■ **DIRECTIONS**
Below is a set of records; restate each one word for word.

----- INPUT MATERIAL

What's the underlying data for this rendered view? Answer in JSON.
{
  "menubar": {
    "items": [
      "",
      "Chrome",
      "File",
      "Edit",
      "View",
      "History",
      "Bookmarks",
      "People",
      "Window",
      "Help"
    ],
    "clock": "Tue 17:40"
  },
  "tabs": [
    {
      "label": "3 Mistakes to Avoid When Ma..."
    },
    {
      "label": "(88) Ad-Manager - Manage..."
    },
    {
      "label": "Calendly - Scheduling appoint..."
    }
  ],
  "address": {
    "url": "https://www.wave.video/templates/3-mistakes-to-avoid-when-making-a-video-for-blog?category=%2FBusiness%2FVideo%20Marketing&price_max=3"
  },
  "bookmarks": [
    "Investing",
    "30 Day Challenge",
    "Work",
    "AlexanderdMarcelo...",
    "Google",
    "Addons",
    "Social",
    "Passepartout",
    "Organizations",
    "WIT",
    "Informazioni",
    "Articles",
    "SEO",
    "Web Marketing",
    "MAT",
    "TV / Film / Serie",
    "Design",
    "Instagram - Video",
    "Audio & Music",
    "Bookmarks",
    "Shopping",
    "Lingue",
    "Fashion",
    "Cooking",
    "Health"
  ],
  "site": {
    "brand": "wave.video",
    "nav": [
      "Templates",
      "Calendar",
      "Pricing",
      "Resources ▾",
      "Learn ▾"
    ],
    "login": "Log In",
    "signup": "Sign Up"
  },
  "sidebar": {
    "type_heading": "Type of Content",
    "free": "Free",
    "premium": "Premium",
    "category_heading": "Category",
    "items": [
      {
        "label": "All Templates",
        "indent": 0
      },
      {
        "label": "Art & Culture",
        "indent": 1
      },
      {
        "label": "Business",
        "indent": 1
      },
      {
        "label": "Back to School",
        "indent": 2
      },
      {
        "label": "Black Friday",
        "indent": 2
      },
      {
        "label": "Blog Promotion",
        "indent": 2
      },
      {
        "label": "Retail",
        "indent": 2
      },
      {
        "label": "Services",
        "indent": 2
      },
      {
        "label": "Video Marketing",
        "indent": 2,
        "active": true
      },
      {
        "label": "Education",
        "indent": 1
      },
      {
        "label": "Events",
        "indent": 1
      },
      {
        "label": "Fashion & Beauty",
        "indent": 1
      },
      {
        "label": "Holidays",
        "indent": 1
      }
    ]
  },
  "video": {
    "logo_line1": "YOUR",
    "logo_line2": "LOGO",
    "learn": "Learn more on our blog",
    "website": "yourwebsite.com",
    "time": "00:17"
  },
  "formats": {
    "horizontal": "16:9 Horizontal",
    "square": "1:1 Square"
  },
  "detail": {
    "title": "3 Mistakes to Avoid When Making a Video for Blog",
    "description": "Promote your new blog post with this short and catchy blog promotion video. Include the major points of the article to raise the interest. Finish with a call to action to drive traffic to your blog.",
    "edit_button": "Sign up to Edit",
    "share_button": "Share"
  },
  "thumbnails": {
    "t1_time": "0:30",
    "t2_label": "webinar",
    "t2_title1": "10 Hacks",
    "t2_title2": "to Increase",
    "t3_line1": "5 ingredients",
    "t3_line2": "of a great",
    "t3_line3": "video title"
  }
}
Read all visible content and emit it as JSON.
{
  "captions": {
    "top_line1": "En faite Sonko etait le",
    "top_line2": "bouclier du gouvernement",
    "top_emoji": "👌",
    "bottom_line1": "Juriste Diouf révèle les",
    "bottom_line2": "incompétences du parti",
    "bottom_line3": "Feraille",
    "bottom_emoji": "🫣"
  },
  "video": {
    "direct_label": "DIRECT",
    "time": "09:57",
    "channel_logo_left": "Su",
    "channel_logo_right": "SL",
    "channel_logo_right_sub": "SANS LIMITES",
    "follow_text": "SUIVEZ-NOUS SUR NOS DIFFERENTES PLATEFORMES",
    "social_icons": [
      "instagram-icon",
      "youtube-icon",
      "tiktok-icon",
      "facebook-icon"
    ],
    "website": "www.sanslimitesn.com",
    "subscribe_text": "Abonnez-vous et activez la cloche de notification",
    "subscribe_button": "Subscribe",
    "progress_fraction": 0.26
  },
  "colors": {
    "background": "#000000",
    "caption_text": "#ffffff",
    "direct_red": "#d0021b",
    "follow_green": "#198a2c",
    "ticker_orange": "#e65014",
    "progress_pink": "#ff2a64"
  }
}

----------

■ **SOLUTION TO THIS PROBLEM**
What's the underlying data for this rendered view? Answer in JSON.
{
  "menubar": {
    "items": [
      "",
      "Chrome",
      "File",
      "Edit",
      "View",
      "History",
      "Bookmarks",
      "People",
      "Window",
      "Help"
    ],
    "clock": "Tue 17:40"
  },
  "tabs": [
    {
      "label": "3 Mistakes to Avoid When Ma..."
    },
    {
      "label": "(88) Ad-Manager - Manage..."
    },
    {
      "label": "Calendly - Scheduling appoint..."
    }
  ],
  "address": {
    "url": "https://www.wave.video/templates/3-mistakes-to-avoid-when-making-a-video-for-blog?category=%2FBusiness%2FVideo%20Marketing&price_max=3"
  },
  "bookmarks": [
    "Investing",
    "30 Day Challenge",
    "Work",
    "AlexanderdMarcelo...",
    "Google",
    "Addons",
    "Social",
    "Passepartout",
    "Organizations",
    "WIT",
    "Informazioni",
    "Articles",
    "SEO",
    "Web Marketing",
    "MAT",
    "TV / Film / Serie",
    "Design",
    "Instagram - Video",
    "Audio & Music",
    "Bookmarks",
    "Shopping",
    "Lingue",
    "Fashion",
    "Cooking",
    "Health"
  ],
  "site": {
    "brand": "wave.video",
    "nav": [
      "Templates",
      "Calendar",
      "Pricing",
      "Resources ▾",
      "Learn ▾"
    ],
    "login": "Log In",
    "signup": "Sign Up"
  },
  "sidebar": {
    "type_heading": "Type of Content",
    "free": "Free",
    "premium": "Premium",
    "category_heading": "Category",
    "items": [
      {
        "label": "All Templates",
        "indent": 0
      },
      {
        "label": "Art & Culture",
        "indent": 1
      },
      {
        "label": "Business",
        "indent": 1
      },
      {
        "label": "Back to School",
        "indent": 2
      },
      {
        "label": "Black Friday",
        "indent": 2
      },
      {
        "label": "Blog Promotion",
        "indent": 2
      },
      {
        "label": "Retail",
        "indent": 2
      },
      {
        "label": "Services",
        "indent": 2
      },
      {
        "label": "Video Marketing",
        "indent": 2,
        "active": true
      },
      {
        "label": "Education",
        "indent": 1
      },
      {
        "label": "Events",
        "indent": 1
      },
      {
        "label": "Fashion & Beauty",
        "indent": 1
      },
      {
        "label": "Holidays",
        "indent": 1
      }
    ]
  },
  "video": {
    "logo_line1": "YOUR",
    "logo_line2": "LOGO",
    "learn": "Learn more on our blog",
    "website": "yourwebsite.com",
    "time": "00:17"
  },
  "formats": {
    "horizontal": "16:9 Horizontal",
    "square": "1:1 Square"
  },
  "detail": {
    "title": "3 Mistakes to Avoid When Making a Video for Blog",
    "description": "Promote your new blog post with this short and catchy blog promotion video. Include the major points of the article to raise the interest. Finish with a call to action to drive traffic to your blog.",
    "edit_button": "Sign up to Edit",
    "share_button": "Share"
  },
  "thumbnails": {
    "t1_time": "0:30",
    "t2_label": "webinar",
    "t2_title1": "10 Hacks",
    "t2_title2": "to Increase",
    "t3_line1": "5 ingredients",
    "t3_line2": "of a great",
    "t3_line3": "video title"
  }
}
Read all visible content and emit it as JSON.
{
  "captions": {
    "top_line1": "En faite Sonko etait le",
    "top_line2": "bouclier du gouvernement",
    "top_emoji": "👌",
    "bottom_line1": "Juriste Diouf révèle les",
    "bottom_line2": "incompétences du parti",
    "bottom_line3": "Feraille",
    "bottom_emoji": "🫣"
  },
  "video": {
    "direct_label": "DIRECT",
    "time": "09:57",
    "channel_logo_left": "Su",
    "channel_logo_right": "SL",
    "channel_logo_right_sub": "SANS LIMITES",
    "follow_text": "SUIVEZ-NOUS SUR NOS DIFFERENTES PLATEFORMES",
    "social_icons": [
      "instagram-icon",
      "youtube-icon",
      "tiktok-icon",
      "facebook-icon"
    ],
    "website": "www.sanslimitesn.com",
    "subscribe_text": "Abonnez-vous et activez la cloche de notification",
    "subscribe_button": "Subscribe",
    "progress_fraction": 0.26
  },
  "colors": {
    "background": "#000000",
    "caption_text": "#ffffff",
    "direct_red": "#d0021b",
    "follow_green": "#198a2c",
    "ticker_orange": "#e65014",
    "progress_pink": "#ff2a64"
  }
}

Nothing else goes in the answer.